Directions → Where a line contains the string "impact", copy that line.

-- START Records --

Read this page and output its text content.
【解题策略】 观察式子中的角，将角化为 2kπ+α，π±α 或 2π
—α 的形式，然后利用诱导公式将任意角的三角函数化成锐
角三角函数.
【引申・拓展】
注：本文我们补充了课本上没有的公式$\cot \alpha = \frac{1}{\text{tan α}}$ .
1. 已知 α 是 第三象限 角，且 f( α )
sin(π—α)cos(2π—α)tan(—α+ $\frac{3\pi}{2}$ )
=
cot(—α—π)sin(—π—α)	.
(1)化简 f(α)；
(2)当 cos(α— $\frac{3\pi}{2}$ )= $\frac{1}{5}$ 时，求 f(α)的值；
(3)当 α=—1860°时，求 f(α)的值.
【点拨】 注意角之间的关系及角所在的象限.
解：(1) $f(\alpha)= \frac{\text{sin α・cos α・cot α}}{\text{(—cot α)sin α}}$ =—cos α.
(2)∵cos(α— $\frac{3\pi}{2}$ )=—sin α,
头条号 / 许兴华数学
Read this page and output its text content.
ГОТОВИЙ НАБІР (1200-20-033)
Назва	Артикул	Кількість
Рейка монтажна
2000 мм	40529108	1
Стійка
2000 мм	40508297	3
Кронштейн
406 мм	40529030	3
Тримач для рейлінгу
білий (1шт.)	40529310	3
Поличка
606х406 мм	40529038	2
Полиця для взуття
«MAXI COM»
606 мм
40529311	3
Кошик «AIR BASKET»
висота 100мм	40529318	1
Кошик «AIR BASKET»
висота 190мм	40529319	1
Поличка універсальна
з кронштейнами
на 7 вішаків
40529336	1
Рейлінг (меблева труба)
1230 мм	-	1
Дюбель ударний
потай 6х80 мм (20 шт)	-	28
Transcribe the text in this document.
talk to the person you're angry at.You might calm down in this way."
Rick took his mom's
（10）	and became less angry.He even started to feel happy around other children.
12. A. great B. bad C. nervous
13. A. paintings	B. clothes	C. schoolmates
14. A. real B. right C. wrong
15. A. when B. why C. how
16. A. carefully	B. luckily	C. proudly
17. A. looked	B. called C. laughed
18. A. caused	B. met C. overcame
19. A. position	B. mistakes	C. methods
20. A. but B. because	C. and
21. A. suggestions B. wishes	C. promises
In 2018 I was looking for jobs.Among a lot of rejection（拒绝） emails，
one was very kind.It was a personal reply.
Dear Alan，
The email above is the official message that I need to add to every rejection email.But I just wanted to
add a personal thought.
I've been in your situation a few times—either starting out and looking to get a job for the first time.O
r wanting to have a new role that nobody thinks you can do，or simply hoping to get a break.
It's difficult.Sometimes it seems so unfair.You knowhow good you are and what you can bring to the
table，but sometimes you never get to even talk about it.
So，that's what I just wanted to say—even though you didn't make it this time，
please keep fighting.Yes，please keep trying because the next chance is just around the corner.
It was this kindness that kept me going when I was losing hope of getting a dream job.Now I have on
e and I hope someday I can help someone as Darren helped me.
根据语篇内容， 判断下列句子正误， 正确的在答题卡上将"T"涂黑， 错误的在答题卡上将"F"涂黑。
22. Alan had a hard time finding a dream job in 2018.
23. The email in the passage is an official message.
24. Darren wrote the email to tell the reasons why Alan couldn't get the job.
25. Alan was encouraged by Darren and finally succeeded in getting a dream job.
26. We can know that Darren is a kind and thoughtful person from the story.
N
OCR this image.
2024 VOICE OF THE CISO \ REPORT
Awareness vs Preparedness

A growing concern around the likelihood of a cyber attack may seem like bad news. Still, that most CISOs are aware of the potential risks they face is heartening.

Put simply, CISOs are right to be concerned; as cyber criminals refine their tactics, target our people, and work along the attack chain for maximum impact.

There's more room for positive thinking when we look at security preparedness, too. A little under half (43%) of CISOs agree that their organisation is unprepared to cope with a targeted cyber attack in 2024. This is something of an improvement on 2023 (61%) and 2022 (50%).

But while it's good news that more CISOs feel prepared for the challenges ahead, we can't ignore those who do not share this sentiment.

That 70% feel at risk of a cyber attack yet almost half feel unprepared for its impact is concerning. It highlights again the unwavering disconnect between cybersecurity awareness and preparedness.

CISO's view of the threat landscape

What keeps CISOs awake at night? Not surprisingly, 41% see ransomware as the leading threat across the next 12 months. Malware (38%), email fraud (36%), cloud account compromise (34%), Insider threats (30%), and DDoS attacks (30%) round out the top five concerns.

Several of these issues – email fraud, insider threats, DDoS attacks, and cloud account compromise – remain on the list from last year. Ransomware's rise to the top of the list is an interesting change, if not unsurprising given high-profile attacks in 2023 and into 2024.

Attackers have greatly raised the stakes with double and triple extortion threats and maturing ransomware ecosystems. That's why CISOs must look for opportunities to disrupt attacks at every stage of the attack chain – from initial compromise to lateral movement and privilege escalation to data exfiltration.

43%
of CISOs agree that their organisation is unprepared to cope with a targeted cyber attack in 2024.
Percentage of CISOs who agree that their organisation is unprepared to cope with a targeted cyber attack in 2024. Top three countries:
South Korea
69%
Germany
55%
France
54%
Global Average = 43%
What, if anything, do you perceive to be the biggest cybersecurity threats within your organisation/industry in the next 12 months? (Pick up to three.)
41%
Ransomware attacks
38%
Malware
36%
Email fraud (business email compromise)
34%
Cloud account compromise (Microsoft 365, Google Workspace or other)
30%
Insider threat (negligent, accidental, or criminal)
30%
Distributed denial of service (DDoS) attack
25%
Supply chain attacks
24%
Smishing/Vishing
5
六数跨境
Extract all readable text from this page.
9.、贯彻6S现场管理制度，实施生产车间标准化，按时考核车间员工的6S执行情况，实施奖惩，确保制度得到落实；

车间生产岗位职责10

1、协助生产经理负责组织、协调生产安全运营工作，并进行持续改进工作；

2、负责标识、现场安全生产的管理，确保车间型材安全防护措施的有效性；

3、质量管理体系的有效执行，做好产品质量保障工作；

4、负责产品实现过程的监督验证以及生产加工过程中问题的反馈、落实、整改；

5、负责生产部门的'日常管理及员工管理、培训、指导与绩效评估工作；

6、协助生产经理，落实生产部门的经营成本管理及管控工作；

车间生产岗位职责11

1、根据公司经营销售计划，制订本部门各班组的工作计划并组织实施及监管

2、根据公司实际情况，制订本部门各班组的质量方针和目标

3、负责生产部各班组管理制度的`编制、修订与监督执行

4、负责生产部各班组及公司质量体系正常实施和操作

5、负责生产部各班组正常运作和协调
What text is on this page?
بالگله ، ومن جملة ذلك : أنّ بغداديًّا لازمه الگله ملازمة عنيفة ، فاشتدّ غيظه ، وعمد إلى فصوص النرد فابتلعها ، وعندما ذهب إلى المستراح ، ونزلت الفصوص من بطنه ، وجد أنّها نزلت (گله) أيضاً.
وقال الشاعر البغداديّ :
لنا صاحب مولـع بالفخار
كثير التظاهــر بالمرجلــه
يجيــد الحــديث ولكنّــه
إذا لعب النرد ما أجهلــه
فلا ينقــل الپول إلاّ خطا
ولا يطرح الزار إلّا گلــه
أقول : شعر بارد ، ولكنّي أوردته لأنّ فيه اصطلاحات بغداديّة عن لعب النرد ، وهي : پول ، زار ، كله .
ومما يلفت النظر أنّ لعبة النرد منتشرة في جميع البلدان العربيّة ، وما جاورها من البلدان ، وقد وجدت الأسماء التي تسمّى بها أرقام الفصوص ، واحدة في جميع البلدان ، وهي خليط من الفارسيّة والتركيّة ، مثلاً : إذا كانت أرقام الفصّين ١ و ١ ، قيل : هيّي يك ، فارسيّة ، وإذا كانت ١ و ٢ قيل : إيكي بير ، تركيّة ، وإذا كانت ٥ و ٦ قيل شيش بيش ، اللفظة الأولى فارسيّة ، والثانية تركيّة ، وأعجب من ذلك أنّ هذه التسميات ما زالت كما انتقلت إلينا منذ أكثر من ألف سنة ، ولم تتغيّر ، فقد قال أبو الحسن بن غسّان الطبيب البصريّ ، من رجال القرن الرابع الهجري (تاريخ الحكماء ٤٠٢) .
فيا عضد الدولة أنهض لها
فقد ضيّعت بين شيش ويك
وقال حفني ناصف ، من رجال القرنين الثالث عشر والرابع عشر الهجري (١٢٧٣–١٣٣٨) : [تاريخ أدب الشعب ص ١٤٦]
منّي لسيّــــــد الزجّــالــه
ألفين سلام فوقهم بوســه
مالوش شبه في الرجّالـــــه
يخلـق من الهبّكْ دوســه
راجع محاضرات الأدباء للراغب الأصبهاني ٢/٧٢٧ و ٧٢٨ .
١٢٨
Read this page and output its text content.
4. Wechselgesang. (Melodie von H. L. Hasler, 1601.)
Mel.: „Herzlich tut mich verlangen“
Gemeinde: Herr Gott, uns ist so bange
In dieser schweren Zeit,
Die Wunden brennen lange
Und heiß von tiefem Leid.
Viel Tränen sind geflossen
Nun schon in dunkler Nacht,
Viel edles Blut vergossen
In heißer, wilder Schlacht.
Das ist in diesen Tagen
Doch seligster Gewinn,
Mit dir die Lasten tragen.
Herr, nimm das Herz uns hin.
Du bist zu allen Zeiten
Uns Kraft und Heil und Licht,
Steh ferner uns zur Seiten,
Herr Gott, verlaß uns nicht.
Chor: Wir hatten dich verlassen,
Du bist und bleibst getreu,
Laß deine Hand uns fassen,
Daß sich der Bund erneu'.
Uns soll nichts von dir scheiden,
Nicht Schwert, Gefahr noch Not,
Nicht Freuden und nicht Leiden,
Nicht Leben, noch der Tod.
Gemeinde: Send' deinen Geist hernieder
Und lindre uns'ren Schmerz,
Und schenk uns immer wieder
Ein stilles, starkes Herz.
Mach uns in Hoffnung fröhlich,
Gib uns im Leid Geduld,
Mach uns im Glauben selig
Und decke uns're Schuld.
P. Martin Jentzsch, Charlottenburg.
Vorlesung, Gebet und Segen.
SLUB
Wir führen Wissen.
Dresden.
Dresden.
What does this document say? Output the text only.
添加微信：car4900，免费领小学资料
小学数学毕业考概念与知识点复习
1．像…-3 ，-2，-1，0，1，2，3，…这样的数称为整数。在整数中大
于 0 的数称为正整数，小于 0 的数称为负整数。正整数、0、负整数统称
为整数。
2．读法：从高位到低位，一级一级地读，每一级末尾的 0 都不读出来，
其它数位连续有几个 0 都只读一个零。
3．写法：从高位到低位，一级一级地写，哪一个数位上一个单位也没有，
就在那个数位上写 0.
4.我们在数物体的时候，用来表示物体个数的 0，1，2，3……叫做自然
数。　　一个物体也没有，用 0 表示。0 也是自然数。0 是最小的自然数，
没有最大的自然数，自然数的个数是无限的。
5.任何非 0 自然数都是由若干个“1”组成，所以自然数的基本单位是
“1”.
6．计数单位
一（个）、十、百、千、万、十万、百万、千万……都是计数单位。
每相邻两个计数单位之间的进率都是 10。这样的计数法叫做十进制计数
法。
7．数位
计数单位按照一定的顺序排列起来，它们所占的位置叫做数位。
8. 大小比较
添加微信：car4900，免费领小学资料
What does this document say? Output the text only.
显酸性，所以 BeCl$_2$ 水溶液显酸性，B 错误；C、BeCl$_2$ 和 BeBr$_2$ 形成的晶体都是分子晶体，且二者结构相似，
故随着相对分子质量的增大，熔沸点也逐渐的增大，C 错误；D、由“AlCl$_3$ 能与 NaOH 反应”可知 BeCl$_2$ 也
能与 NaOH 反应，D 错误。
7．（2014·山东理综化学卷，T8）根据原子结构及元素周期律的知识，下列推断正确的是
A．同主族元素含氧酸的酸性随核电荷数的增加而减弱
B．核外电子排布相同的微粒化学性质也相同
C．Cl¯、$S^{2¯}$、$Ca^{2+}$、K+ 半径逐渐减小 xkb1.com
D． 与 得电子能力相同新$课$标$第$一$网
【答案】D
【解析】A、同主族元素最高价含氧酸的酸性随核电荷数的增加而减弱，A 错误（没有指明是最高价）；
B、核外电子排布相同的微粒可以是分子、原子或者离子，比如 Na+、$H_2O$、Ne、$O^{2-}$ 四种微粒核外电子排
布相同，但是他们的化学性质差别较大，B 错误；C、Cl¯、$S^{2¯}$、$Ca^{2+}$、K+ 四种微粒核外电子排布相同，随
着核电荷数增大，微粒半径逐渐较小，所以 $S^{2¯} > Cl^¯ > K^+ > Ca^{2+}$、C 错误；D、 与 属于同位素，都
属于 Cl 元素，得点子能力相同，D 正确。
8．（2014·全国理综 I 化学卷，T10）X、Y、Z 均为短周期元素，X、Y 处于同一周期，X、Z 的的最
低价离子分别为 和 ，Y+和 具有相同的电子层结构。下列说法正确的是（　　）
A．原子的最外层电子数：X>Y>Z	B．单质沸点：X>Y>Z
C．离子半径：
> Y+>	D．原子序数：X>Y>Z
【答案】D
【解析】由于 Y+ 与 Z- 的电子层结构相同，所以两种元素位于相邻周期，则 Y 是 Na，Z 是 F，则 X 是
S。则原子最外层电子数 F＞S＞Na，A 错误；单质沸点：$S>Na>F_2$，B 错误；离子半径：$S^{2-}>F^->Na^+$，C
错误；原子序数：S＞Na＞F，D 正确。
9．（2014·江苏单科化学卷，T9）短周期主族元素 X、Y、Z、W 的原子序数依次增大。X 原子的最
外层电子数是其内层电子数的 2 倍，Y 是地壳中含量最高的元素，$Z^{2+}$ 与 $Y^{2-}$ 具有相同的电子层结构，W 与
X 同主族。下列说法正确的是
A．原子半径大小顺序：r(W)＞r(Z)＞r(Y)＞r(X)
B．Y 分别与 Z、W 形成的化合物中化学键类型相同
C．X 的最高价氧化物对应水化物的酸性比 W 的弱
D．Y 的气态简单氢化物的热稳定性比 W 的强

-- END Records --

Exercise solution →
Put simply, CISOs are right to be concerned; as cyber criminals refine their tactics, target our people, and work along the attack chain for maximum impact.
That 70% feel at risk of a cyber attack yet almost half feel unprepared for its impact is concerning. It highlights again the unwavering disconnect between cybersecurity awareness and preparedness.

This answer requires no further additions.